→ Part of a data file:
-=-=-=-=-
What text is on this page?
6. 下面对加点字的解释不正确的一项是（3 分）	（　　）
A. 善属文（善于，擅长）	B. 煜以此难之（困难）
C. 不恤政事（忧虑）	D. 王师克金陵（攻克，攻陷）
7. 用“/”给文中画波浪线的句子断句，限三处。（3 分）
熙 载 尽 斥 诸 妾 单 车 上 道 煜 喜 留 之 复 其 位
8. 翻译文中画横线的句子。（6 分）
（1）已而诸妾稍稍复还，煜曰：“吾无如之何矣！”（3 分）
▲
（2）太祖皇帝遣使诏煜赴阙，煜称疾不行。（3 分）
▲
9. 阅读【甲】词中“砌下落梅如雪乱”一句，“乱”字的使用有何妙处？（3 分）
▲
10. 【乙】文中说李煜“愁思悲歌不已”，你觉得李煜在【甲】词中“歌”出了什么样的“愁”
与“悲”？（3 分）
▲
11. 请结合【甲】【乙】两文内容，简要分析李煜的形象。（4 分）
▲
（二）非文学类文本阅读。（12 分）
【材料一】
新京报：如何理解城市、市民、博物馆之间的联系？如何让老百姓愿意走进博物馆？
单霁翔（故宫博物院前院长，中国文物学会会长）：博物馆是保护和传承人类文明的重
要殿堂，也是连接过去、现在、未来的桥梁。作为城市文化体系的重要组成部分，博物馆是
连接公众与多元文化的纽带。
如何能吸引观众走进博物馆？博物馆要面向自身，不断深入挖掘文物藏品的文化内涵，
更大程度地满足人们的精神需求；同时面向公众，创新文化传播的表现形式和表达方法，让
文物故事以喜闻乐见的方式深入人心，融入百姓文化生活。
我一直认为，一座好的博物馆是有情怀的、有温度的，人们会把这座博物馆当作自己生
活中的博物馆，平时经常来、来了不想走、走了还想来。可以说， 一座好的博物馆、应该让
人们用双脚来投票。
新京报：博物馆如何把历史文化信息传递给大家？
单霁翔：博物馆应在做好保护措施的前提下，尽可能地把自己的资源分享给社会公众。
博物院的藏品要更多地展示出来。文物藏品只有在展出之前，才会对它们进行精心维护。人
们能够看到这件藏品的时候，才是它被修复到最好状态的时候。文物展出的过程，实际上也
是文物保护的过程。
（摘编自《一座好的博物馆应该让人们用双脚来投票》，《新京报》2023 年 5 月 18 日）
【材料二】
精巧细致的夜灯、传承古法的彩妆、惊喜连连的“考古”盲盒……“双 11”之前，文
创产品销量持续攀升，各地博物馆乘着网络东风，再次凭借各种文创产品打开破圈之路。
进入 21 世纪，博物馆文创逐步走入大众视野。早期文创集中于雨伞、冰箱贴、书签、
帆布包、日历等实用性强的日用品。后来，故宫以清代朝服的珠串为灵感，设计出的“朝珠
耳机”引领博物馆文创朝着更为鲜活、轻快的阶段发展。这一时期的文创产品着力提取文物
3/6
-=-=-=-=-
Copy the material above back out, exactly as written.

What text is on this page?
6. 下面对加点字的解释不正确的一项是（3 分）	（　　）
A. 善属文（善于，擅长）	B. 煜以此难之（困难）
C. 不恤政事（忧虑）	D. 王师克金陵（攻克，攻陷）
7. 用“/”给文中画波浪线的句子断句，限三处。（3 分）
熙 载 尽 斥 诸 妾 单 车 上 道 煜 喜 留 之 复 其 位
8. 翻译文中画横线的句子。（6 分）
（1）已而诸妾稍稍复还，煜曰：“吾无如之何矣！”（3 分）
▲
（2）太祖皇帝遣使诏煜赴阙，煜称疾不行。（3 分）
▲
9. 阅读【甲】词中“砌下落梅如雪乱”一句，“乱”字的使用有何妙处？（3 分）
▲
10. 【乙】文中说李煜“愁思悲歌不已”，你觉得李煜在【甲】词中“歌”出了什么样的“愁”
与“悲”？（3 分）
▲
11. 请结合【甲】【乙】两文内容，简要分析李煜的形象。（4 分）
▲
（二）非文学类文本阅读。（12 分）
【材料一】
新京报：如何理解城市、市民、博物馆之间的联系？如何让老百姓愿意走进博物馆？
单霁翔（故宫博物院前院长，中国文物学会会长）：博物馆是保护和传承人类文明的重
要殿堂，也是连接过去、现在、未来的桥梁。作为城市文化体系的重要组成部分，博物馆是
连接公众与多元文化的纽带。
如何能吸引观众走进博物馆？博物馆要面向自身，不断深入挖掘文物藏品的文化内涵，
更大程度地满足人们的精神需求；同时面向公众，创新文化传播的表现形式和表达方法，让
文物故事以喜闻乐见的方式深入人心，融入百姓文化生活。
我一直认为，一座好的博物馆是有情怀的、有温度的，人们会把这座博物馆当作自己生
活中的博物馆，平时经常来、来了不想走、走了还想来。可以说， 一座好的博物馆、应该让
人们用双脚来投票。
新京报：博物馆如何把历史文化信息传递给大家？
单霁翔：博物馆应在做好保护措施的前提下，尽可能地把自己的资源分享给社会公众。
博物院的藏品要更多地展示出来。文物藏品只有在展出之前，才会对它们进行精心维护。人
们能够看到这件藏品的时候，才是它被修复到最好状态的时候。文物展出的过程，实际上也
是文物保护的过程。
（摘编自《一座好的博物馆应该让人们用双脚来投票》，《新京报》2023 年 5 月 18 日）
【材料二】
精巧细致的夜灯、传承古法的彩妆、惊喜连连的“考古”盲盒……“双 11”之前，文
创产品销量持续攀升，各地博物馆乘着网络东风，再次凭借各种文创产品打开破圈之路。
进入 21 世纪，博物馆文创逐步走入大众视野。早期文创集中于雨伞、冰箱贴、书签、
帆布包、日历等实用性强的日用品。后来，故宫以清代朝服的珠串为灵感，设计出的“朝珠
耳机”引领博物馆文创朝着更为鲜活、轻快的阶段发展。这一时期的文创产品着力提取文物
3/6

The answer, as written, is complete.